══ DATA SHOWN ══

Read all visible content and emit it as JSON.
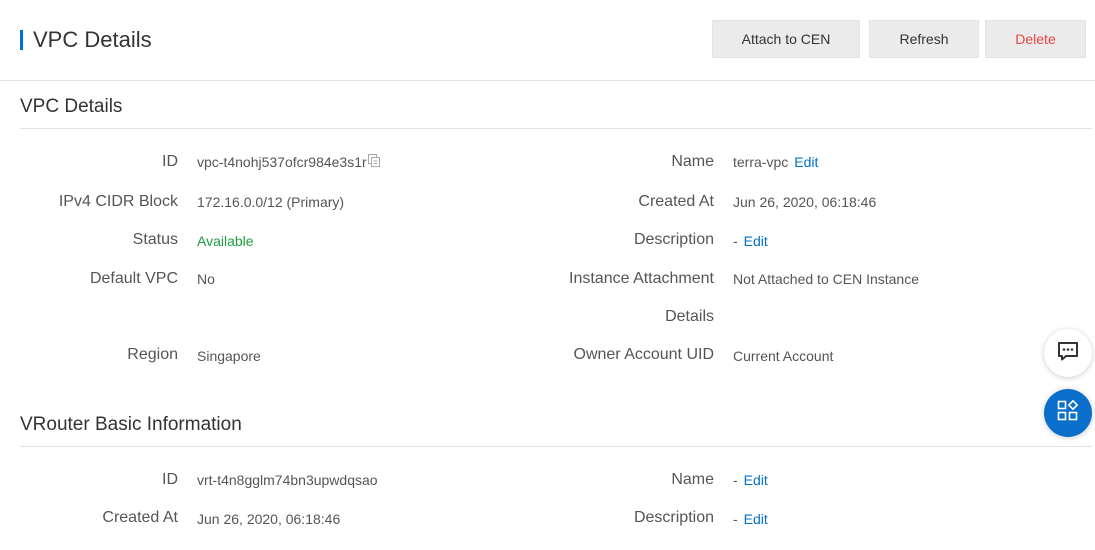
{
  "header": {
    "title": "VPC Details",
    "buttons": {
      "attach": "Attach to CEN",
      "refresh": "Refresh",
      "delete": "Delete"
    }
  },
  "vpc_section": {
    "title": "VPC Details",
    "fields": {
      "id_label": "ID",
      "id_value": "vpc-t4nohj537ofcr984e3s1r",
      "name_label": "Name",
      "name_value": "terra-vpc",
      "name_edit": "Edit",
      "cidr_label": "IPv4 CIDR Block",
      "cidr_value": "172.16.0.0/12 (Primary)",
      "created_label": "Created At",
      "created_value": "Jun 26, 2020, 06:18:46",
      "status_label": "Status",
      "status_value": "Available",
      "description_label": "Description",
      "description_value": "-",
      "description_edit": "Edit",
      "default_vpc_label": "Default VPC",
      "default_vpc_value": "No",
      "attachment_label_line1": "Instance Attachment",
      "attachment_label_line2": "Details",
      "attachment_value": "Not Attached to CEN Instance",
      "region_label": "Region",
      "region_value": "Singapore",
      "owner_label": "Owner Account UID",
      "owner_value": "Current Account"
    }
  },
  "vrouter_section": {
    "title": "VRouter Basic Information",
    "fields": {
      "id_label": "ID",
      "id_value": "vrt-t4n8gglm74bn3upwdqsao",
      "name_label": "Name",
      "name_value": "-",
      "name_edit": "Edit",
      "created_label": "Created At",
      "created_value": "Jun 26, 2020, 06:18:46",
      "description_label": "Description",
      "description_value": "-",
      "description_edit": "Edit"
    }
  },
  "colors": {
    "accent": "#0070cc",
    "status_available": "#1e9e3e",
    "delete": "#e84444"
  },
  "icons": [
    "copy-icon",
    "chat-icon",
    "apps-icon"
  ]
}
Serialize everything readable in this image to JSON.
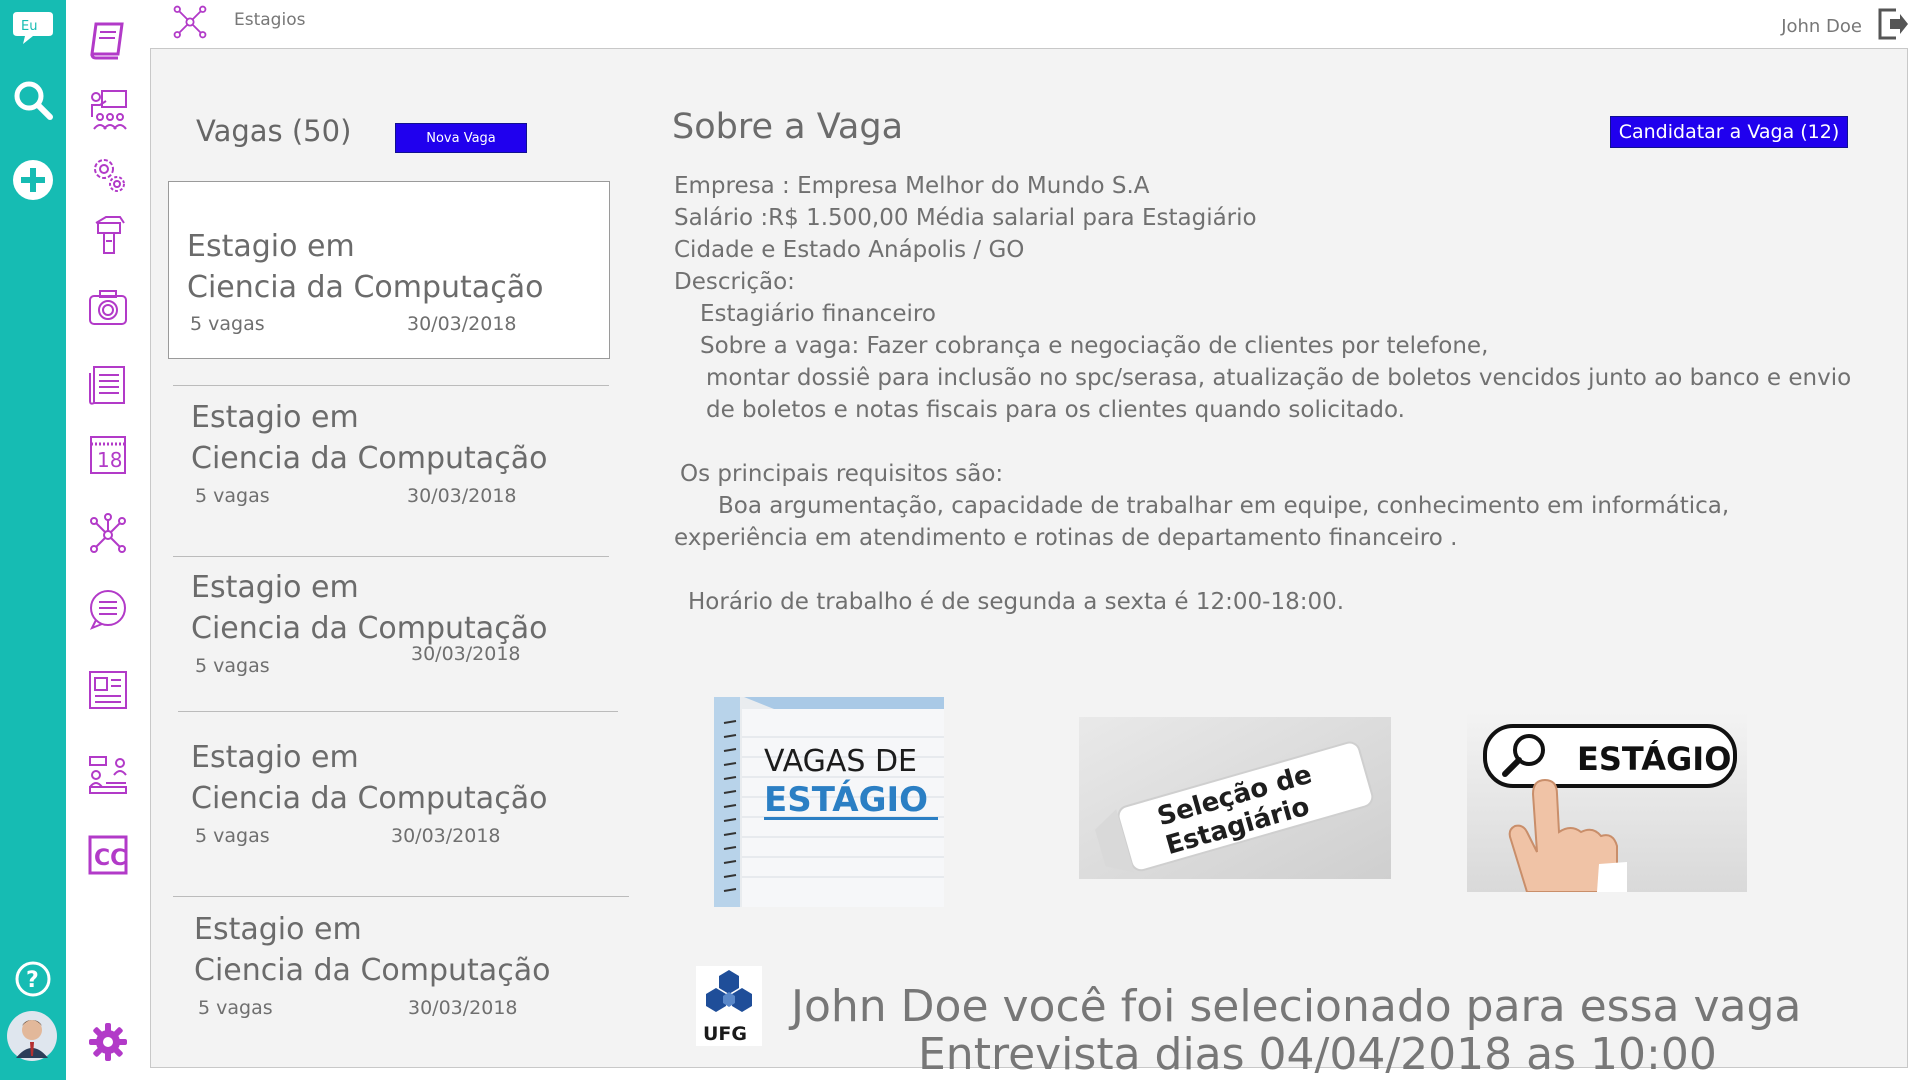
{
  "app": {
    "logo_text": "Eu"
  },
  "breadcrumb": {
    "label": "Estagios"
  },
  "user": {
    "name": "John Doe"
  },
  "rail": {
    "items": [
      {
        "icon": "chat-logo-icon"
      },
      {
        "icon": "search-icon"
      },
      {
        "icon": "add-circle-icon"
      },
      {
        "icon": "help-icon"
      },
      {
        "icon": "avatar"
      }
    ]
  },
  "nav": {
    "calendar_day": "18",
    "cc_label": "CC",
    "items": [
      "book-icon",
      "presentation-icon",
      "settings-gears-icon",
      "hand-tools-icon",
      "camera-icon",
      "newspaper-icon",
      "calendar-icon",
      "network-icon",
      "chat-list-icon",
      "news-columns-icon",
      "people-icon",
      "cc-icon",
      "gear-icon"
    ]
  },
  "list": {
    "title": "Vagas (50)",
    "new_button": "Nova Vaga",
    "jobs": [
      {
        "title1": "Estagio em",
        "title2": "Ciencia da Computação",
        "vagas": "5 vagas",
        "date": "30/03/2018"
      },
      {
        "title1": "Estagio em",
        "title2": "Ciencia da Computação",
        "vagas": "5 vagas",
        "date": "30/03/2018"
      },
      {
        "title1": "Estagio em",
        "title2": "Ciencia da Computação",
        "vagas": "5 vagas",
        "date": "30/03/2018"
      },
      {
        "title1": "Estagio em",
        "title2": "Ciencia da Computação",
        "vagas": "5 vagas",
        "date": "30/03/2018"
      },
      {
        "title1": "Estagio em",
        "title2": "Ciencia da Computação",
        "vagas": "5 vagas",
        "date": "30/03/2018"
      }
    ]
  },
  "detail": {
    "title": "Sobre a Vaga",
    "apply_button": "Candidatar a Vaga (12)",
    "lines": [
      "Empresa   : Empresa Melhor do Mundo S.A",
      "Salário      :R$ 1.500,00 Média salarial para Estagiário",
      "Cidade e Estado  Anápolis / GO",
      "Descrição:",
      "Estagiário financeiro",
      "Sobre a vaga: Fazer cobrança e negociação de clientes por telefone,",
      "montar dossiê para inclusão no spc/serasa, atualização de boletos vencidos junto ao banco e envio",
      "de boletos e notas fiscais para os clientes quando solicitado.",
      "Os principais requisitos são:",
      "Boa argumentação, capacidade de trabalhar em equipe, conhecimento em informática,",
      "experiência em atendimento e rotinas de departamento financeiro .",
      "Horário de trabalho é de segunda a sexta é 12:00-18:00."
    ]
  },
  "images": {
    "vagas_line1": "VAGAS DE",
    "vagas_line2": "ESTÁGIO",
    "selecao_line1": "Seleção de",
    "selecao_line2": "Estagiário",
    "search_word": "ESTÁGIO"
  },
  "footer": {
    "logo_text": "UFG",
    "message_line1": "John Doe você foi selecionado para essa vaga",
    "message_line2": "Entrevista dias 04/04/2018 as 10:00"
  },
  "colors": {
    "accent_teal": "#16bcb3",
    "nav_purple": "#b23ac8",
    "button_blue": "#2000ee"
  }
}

═══

Above are the records; reproduce them exactly and leave out the pictures.

◆ THE ANSWER
Read all visible content and emit it as JSON.
{
  "header": {
    "title": "VPC Details",
    "buttons": {
      "attach": "Attach to CEN",
      "refresh": "Refresh",
      "delete": "Delete"
    }
  },
  "vpc_section": {
    "title": "VPC Details",
    "fields": {
      "id_label": "ID",
      "id_value": "vpc-t4nohj537ofcr984e3s1r",
      "name_label": "Name",
      "name_value": "terra-vpc",
      "name_edit": "Edit",
      "cidr_label": "IPv4 CIDR Block",
      "cidr_value": "172.16.0.0/12 (Primary)",
      "created_label": "Created At",
      "created_value": "Jun 26, 2020, 06:18:46",
      "status_label": "Status",
      "status_value": "Available",
      "description_label": "Description",
      "description_value": "-",
      "description_edit": "Edit",
      "default_vpc_label": "Default VPC",
      "default_vpc_value": "No",
      "attachment_label_line1": "Instance Attachment",
      "attachment_label_line2": "Details",
      "attachment_value": "Not Attached to CEN Instance",
      "region_label": "Region",
      "region_value": "Singapore",
      "owner_label": "Owner Account UID",
      "owner_value": "Current Account"
    }
  },
  "vrouter_section": {
    "title": "VRouter Basic Information",
    "fields": {
      "id_label": "ID",
      "id_value": "vrt-t4n8gglm74bn3upwdqsao",
      "name_label": "Name",
      "name_value": "-",
      "name_edit": "Edit",
      "created_label": "Created At",
      "created_value": "Jun 26, 2020, 06:18:46",
      "description_label": "Description",
      "description_value": "-",
      "description_edit": "Edit"
    }
  },
  "colors": {
    "accent": "#0070cc",
    "status_available": "#1e9e3e",
    "delete": "#e84444"
  },
  "icons": [
    "copy-icon",
    "chat-icon",
    "apps-icon"
  ]
}
Serialize everything readable in this image to JSON.
{
  "app": {
    "logo_text": "Eu"
  },
  "breadcrumb": {
    "label": "Estagios"
  },
  "user": {
    "name": "John Doe"
  },
  "rail": {
    "items": [
      {
        "icon": "chat-logo-icon"
      },
      {
        "icon": "search-icon"
      },
      {
        "icon": "add-circle-icon"
      },
      {
        "icon": "help-icon"
      },
      {
        "icon": "avatar"
      }
    ]
  },
  "nav": {
    "calendar_day": "18",
    "cc_label": "CC",
    "items": [
      "book-icon",
      "presentation-icon",
      "settings-gears-icon",
      "hand-tools-icon",
      "camera-icon",
      "newspaper-icon",
      "calendar-icon",
      "network-icon",
      "chat-list-icon",
      "news-columns-icon",
      "people-icon",
      "cc-icon",
      "gear-icon"
    ]
  },
  "list": {
    "title": "Vagas (50)",
    "new_button": "Nova Vaga",
    "jobs": [
      {
        "title1": "Estagio em",
        "title2": "Ciencia da Computação",
        "vagas": "5 vagas",
        "date": "30/03/2018"
      },
      {
        "title1": "Estagio em",
        "title2": "Ciencia da Computação",
        "vagas": "5 vagas",
        "date": "30/03/2018"
      },
      {
        "title1": "Estagio em",
        "title2": "Ciencia da Computação",
        "vagas": "5 vagas",
        "date": "30/03/2018"
      },
      {
        "title1": "Estagio em",
        "title2": "Ciencia da Computação",
        "vagas": "5 vagas",
        "date": "30/03/2018"
      },
      {
        "title1": "Estagio em",
        "title2": "Ciencia da Computação",
        "vagas": "5 vagas",
        "date": "30/03/2018"
      }
    ]
  },
  "detail": {
    "title": "Sobre a Vaga",
    "apply_button": "Candidatar a Vaga (12)",
    "lines": [
      "Empresa   : Empresa Melhor do Mundo S.A",
      "Salário      :R$ 1.500,00 Média salarial para Estagiário",
      "Cidade e Estado  Anápolis / GO",
      "Descrição:",
      "Estagiário financeiro",
      "Sobre a vaga: Fazer cobrança e negociação de clientes por telefone,",
      "montar dossiê para inclusão no spc/serasa, atualização de boletos vencidos junto ao banco e envio",
      "de boletos e notas fiscais para os clientes quando solicitado.",
      "Os principais requisitos são:",
      "Boa argumentação, capacidade de trabalhar em equipe, conhecimento em informática,",
      "experiência em atendimento e rotinas de departamento financeiro .",
      "Horário de trabalho é de segunda a sexta é 12:00-18:00."
    ]
  },
  "images": {
    "vagas_line1": "VAGAS DE",
    "vagas_line2": "ESTÁGIO",
    "selecao_line1": "Seleção de",
    "selecao_line2": "Estagiário",
    "search_word": "ESTÁGIO"
  },
  "footer": {
    "logo_text": "UFG",
    "message_line1": "John Doe você foi selecionado para essa vaga",
    "message_line2": "Entrevista dias 04/04/2018 as 10:00"
  },
  "colors": {
    "accent_teal": "#16bcb3",
    "nav_purple": "#b23ac8",
    "button_blue": "#2000ee"
  }
}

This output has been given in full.